------ Task inputs ------
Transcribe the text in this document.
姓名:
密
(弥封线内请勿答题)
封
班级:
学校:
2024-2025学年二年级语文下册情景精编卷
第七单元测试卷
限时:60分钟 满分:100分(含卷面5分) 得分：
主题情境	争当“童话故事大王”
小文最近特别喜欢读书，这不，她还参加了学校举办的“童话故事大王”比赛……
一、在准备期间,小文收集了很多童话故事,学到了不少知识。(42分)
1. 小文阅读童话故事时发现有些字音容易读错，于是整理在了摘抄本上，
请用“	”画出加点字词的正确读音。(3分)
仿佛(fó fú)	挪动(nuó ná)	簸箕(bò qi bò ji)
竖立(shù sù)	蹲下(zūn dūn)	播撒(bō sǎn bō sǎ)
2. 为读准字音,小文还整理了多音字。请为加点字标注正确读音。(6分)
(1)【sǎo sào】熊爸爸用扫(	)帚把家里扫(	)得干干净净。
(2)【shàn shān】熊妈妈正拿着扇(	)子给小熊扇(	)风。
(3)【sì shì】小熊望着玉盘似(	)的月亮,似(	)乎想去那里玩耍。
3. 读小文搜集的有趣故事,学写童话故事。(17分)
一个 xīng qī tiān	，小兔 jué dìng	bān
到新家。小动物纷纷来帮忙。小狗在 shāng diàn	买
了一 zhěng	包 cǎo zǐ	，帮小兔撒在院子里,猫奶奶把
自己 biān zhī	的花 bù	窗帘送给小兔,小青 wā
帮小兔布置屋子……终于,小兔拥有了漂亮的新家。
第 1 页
------
■ Problem to work on:
Show the data once more, exactly as it was written.

■ Output of the exercise:
Transcribe the text in this document.
姓名:
密
(弥封线内请勿答题)
封
班级:
学校:
2024-2025学年二年级语文下册情景精编卷
第七单元测试卷
限时:60分钟 满分:100分(含卷面5分) 得分：
主题情境	争当“童话故事大王”
小文最近特别喜欢读书，这不，她还参加了学校举办的“童话故事大王”比赛……
一、在准备期间,小文收集了很多童话故事,学到了不少知识。(42分)
1. 小文阅读童话故事时发现有些字音容易读错，于是整理在了摘抄本上，
请用“	”画出加点字词的正确读音。(3分)
仿佛(fó fú)	挪动(nuó ná)	簸箕(bò qi bò ji)
竖立(shù sù)	蹲下(zūn dūn)	播撒(bō sǎn bō sǎ)
2. 为读准字音,小文还整理了多音字。请为加点字标注正确读音。(6分)
(1)【sǎo sào】熊爸爸用扫(	)帚把家里扫(	)得干干净净。
(2)【shàn shān】熊妈妈正拿着扇(	)子给小熊扇(	)风。
(3)【sì shì】小熊望着玉盘似(	)的月亮,似(	)乎想去那里玩耍。
3. 读小文搜集的有趣故事,学写童话故事。(17分)
一个 xīng qī tiān	，小兔 jué dìng	bān
到新家。小动物纷纷来帮忙。小狗在 shāng diàn	买
了一 zhěng	包 cǎo zǐ	，帮小兔撒在院子里,猫奶奶把
自己 biān zhī	的花 bù	窗帘送给小兔,小青 wā
帮小兔布置屋子……终于,小兔拥有了漂亮的新家。
第 1 页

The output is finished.